• [TASK OBJECTIVE]:
The line containing "Extract the structured" and every line after it, through the last, are to be extracted exactly; no other lines belong in the answer.

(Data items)
#####

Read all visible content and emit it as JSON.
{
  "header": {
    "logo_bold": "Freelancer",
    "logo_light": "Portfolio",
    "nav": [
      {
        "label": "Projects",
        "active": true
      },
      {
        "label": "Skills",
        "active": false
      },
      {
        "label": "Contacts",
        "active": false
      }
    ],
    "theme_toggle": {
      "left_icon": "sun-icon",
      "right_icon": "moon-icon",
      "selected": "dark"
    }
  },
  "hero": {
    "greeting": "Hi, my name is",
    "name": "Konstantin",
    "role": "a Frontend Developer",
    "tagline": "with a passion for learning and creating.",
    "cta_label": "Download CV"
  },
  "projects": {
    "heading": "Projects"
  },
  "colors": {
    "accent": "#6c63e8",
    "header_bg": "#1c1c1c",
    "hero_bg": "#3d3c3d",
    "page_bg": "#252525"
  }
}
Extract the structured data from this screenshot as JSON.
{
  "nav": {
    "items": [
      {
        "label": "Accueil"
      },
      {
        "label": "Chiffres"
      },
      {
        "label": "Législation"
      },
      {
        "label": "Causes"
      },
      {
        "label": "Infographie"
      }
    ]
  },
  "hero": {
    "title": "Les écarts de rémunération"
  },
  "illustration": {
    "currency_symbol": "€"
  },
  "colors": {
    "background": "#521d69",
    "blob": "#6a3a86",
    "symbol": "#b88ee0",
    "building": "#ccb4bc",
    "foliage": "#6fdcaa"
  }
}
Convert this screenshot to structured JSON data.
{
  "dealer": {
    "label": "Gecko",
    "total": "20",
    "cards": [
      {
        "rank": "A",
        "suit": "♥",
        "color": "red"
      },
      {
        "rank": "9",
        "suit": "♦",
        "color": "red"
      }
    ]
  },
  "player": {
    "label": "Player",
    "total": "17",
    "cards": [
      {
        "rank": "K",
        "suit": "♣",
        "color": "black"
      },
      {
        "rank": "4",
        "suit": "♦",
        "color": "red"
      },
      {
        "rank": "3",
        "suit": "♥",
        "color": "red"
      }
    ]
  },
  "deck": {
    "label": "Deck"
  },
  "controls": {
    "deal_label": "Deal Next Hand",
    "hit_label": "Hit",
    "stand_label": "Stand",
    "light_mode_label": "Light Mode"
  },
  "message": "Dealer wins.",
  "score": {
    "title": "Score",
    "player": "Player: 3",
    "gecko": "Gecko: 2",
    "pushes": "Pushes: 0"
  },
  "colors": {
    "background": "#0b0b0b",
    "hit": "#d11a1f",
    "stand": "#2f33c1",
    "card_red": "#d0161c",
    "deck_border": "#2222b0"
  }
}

#####

• [ANSWER IN FULL]:
Extract the structured data from this screenshot as JSON.
{
  "nav": {
    "items": [
      {
        "label": "Accueil"
      },
      {
        "label": "Chiffres"
      },
      {
        "label": "Législation"
      },
      {
        "label": "Causes"
      },
      {
        "label": "Infographie"
      }
    ]
  },
  "hero": {
    "title": "Les écarts de rémunération"
  },
  "illustration": {
    "currency_symbol": "€"
  },
  "colors": {
    "background": "#521d69",
    "blob": "#6a3a86",
    "symbol": "#b88ee0",
    "building": "#ccb4bc",
    "foliage": "#6fdcaa"
  }
}
Convert this screenshot to structured JSON data.
{
  "dealer": {
    "label": "Gecko",
    "total": "20",
    "cards": [
      {
        "rank": "A",
        "suit": "♥",
        "color": "red"
      },
      {
        "rank": "9",
        "suit": "♦",
        "color": "red"
      }
    ]
  },
  "player": {
    "label": "Player",
    "total": "17",
    "cards": [
      {
        "rank": "K",
        "suit": "♣",
        "color": "black"
      },
      {
        "rank": "4",
        "suit": "♦",
        "color": "red"
      },
      {
        "rank": "3",
        "suit": "♥",
        "color": "red"
      }
    ]
  },
  "deck": {
    "label": "Deck"
  },
  "controls": {
    "deal_label": "Deal Next Hand",
    "hit_label": "Hit",
    "stand_label": "Stand",
    "light_mode_label": "Light Mode"
  },
  "message": "Dealer wins.",
  "score": {
    "title": "Score",
    "player": "Player: 3",
    "gecko": "Gecko: 2",
    "pushes": "Pushes: 0"
  },
  "colors": {
    "background": "#0b0b0b",
    "hit": "#d11a1f",
    "stand": "#2f33c1",
    "card_red": "#d0161c",
    "deck_border": "#2222b0"
  }
}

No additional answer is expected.